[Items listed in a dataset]
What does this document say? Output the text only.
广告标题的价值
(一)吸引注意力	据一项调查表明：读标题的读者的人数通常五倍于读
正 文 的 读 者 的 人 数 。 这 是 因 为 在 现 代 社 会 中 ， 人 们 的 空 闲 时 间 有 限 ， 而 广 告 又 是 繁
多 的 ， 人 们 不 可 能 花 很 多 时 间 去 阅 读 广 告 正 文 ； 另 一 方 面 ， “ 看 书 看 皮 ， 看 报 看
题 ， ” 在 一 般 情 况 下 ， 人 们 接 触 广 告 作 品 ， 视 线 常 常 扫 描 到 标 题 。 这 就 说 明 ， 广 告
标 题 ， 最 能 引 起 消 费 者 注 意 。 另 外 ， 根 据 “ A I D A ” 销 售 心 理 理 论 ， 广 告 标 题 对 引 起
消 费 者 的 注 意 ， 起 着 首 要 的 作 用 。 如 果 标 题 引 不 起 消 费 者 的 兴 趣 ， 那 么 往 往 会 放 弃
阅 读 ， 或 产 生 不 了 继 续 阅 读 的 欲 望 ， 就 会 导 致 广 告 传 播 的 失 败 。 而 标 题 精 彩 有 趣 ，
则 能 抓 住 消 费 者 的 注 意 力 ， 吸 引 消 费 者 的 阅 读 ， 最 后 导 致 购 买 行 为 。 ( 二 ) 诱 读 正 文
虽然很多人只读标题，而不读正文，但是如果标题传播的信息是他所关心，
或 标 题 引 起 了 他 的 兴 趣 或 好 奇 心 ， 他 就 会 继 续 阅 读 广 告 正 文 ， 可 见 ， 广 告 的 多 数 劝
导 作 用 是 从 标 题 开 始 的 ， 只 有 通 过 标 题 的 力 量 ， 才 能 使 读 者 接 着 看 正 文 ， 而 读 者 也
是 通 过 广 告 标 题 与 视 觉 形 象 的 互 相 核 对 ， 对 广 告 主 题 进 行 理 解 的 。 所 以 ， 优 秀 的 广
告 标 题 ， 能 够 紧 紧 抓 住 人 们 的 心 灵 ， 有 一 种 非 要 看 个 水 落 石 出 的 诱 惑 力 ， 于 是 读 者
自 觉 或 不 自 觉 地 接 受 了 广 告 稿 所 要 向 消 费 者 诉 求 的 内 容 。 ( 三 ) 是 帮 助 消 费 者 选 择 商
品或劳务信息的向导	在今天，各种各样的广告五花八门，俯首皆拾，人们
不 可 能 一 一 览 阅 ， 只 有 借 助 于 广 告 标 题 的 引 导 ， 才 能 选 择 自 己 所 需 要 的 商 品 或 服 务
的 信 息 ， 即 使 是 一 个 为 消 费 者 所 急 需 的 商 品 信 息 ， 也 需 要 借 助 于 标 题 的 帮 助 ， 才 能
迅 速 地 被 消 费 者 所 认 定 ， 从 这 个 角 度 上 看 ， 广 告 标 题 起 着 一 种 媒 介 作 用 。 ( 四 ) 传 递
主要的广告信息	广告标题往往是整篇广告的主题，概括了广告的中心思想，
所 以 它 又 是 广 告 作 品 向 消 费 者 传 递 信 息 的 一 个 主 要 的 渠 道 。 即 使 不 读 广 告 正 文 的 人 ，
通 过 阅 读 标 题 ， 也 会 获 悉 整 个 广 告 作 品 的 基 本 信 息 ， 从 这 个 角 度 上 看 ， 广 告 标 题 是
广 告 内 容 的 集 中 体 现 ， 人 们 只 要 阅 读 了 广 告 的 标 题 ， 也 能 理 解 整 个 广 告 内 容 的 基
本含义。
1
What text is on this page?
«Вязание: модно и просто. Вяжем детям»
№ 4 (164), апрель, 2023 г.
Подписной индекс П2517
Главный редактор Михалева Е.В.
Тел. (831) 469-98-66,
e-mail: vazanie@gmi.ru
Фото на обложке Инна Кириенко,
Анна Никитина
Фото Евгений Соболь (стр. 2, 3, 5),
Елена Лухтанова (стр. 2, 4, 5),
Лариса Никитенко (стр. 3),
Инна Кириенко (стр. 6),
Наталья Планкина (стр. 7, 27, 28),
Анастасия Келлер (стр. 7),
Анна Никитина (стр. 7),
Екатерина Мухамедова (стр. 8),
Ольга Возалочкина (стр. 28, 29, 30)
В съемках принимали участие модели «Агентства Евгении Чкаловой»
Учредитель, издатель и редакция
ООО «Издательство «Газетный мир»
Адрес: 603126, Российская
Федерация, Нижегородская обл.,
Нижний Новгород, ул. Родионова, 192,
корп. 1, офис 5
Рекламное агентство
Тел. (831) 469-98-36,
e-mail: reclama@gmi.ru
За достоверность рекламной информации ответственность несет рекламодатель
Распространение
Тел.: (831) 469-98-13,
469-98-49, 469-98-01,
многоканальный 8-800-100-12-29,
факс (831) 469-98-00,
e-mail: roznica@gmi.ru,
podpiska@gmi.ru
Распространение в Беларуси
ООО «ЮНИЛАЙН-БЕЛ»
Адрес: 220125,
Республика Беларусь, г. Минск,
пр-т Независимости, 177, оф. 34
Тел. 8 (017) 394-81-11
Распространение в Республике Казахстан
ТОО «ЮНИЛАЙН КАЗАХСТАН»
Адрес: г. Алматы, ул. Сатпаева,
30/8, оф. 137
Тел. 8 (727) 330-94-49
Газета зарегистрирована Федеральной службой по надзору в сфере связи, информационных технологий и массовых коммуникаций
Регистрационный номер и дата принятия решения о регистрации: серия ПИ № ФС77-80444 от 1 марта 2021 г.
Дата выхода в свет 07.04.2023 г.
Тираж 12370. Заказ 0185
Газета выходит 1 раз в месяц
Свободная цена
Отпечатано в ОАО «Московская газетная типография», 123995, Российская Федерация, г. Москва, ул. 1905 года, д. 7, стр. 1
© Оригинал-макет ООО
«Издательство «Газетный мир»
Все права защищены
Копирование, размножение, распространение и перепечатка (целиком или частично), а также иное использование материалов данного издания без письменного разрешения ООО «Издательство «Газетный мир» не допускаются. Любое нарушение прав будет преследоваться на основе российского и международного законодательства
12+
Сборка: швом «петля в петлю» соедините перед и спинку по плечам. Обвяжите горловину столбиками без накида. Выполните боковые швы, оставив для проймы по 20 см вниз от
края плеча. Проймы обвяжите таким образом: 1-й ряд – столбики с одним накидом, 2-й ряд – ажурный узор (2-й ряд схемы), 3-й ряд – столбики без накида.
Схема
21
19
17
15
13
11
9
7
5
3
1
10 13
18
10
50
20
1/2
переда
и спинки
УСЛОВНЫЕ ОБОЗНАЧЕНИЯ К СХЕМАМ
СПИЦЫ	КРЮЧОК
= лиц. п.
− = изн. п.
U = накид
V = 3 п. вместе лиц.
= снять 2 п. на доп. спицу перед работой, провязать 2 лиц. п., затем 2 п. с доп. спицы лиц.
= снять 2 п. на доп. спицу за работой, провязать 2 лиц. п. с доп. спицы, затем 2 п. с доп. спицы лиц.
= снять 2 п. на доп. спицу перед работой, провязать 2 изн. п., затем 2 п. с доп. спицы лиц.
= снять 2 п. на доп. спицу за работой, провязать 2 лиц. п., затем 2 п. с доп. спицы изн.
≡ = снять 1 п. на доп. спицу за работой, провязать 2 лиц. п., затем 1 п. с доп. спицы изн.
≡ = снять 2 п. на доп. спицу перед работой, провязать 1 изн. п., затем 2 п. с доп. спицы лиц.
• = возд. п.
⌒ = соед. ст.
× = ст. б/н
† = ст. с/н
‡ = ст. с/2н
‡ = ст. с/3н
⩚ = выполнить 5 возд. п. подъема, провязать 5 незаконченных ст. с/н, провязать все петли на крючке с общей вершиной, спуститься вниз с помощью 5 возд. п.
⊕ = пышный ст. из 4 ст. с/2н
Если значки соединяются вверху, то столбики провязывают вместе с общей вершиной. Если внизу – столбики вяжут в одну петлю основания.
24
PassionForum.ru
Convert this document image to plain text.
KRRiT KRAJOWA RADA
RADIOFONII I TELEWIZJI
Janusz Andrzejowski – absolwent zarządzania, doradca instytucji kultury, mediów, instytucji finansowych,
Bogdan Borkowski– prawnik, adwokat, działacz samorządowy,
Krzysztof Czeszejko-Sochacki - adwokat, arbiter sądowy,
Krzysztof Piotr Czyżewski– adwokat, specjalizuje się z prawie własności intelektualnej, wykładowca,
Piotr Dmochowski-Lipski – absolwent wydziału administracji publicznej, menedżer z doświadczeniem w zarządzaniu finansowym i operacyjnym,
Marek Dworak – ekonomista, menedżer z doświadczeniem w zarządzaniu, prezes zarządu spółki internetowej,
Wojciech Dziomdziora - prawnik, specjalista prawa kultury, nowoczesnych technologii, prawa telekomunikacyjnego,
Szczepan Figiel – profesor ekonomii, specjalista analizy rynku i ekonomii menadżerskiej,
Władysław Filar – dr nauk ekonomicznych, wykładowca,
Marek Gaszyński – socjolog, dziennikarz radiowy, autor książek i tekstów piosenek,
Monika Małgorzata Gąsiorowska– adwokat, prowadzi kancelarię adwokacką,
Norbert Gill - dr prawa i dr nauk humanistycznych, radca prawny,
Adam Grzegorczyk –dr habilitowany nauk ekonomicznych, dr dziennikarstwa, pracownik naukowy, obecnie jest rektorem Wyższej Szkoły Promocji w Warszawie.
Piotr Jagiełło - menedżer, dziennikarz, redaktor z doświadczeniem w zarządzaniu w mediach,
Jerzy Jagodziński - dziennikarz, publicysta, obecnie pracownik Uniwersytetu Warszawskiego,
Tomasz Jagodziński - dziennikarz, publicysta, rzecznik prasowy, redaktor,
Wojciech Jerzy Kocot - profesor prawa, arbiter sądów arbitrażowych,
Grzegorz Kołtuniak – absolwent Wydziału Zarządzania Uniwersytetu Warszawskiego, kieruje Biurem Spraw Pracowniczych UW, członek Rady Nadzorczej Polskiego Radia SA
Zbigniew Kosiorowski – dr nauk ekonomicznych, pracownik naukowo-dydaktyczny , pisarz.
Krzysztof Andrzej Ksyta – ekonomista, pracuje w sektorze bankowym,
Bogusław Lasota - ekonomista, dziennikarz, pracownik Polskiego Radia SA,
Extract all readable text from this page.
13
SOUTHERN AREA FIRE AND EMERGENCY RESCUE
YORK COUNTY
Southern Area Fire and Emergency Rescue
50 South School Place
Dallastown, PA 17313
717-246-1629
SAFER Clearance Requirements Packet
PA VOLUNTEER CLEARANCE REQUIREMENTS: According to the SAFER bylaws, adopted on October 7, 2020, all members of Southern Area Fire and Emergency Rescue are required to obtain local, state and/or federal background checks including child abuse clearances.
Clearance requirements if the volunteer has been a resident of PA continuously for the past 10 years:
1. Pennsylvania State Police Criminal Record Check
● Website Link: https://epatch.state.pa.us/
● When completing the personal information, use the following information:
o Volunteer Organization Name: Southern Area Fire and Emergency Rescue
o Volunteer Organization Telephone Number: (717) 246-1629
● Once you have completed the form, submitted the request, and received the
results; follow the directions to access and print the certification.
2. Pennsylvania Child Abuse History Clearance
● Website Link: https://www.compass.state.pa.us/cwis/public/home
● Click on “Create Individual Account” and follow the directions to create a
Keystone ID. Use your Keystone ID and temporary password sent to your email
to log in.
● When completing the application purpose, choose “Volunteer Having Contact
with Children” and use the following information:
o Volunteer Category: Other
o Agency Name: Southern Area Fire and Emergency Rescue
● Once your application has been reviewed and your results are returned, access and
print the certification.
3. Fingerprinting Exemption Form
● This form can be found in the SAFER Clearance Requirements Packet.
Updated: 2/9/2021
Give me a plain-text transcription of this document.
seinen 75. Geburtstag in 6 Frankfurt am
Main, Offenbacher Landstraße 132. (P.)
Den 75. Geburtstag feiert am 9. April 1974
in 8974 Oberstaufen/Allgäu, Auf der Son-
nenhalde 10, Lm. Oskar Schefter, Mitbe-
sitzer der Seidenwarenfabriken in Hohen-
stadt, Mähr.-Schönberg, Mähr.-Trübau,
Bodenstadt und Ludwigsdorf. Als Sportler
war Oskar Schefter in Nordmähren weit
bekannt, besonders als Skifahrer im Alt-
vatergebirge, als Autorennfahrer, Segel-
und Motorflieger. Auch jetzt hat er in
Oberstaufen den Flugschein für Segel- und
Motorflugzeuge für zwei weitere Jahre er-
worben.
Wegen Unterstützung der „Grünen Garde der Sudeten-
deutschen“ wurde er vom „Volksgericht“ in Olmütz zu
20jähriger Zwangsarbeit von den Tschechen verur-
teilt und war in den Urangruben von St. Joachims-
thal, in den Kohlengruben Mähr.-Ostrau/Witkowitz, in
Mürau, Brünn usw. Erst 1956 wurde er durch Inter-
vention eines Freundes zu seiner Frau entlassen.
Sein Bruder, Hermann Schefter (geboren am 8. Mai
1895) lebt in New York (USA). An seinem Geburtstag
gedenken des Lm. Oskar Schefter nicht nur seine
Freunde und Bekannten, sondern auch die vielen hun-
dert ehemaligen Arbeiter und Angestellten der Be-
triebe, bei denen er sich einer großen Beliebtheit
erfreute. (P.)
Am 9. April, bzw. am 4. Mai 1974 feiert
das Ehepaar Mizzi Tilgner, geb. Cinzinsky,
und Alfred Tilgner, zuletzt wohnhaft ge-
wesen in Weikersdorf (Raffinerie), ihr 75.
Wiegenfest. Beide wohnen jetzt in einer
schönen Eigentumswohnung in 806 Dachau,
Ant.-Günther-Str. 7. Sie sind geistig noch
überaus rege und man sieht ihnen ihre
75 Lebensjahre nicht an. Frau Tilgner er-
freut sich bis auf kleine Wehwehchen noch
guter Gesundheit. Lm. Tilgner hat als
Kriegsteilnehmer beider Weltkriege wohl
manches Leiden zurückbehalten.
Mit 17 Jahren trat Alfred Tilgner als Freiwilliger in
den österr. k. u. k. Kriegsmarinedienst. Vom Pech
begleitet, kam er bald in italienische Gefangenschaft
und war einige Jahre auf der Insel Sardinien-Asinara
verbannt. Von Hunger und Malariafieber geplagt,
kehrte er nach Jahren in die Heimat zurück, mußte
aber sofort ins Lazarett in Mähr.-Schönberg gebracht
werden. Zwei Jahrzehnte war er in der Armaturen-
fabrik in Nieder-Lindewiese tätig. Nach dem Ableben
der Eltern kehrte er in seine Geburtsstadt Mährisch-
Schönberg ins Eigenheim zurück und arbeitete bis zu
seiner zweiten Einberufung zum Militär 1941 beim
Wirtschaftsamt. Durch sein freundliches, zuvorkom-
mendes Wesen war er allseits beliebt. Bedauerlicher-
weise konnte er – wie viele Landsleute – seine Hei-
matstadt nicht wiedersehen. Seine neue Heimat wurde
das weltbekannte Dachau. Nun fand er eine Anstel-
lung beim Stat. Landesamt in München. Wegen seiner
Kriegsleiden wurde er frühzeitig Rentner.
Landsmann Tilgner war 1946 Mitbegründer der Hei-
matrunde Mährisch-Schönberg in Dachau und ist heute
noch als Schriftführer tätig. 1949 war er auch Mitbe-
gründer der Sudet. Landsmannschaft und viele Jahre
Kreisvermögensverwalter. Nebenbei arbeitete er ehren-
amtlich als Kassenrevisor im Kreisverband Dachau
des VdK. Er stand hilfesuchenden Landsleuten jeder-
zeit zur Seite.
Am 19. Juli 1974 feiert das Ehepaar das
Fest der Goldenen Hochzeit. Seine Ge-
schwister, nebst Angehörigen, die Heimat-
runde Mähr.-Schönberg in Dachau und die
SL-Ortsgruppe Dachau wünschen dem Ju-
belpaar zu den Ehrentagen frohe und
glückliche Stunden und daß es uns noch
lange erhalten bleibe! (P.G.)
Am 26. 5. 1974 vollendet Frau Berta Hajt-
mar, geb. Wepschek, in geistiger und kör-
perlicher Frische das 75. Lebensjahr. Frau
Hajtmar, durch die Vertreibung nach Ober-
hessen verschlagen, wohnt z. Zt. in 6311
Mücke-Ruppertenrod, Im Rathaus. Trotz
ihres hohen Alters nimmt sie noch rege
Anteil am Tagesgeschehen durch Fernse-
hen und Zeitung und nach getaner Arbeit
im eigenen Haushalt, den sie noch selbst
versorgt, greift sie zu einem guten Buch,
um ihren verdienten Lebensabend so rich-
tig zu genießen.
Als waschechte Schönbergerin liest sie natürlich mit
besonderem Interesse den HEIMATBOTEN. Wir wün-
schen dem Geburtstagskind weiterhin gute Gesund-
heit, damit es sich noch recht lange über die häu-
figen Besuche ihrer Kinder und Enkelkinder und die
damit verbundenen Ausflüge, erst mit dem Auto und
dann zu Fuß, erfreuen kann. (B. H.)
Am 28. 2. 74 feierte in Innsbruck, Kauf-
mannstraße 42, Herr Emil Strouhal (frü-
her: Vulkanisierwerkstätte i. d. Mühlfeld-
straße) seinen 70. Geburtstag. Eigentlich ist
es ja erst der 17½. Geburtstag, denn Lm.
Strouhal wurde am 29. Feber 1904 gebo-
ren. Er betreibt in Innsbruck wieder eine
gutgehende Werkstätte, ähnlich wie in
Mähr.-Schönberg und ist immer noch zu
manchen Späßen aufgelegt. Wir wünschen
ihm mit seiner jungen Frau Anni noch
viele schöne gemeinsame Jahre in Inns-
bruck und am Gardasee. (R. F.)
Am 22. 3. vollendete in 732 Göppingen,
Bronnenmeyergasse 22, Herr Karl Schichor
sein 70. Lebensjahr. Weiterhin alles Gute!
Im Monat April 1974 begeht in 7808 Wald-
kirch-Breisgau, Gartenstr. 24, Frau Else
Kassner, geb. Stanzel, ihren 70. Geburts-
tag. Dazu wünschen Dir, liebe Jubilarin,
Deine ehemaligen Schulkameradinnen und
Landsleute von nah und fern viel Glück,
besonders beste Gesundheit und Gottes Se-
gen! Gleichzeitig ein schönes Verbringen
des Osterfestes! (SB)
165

PROBLEM TO SOLVE:
Copy each line in the data that holds the word "Pennsylvania".

ANSWER BELOW:
1. Pennsylvania State Police Criminal Record Check
2. Pennsylvania Child Abuse History Clearance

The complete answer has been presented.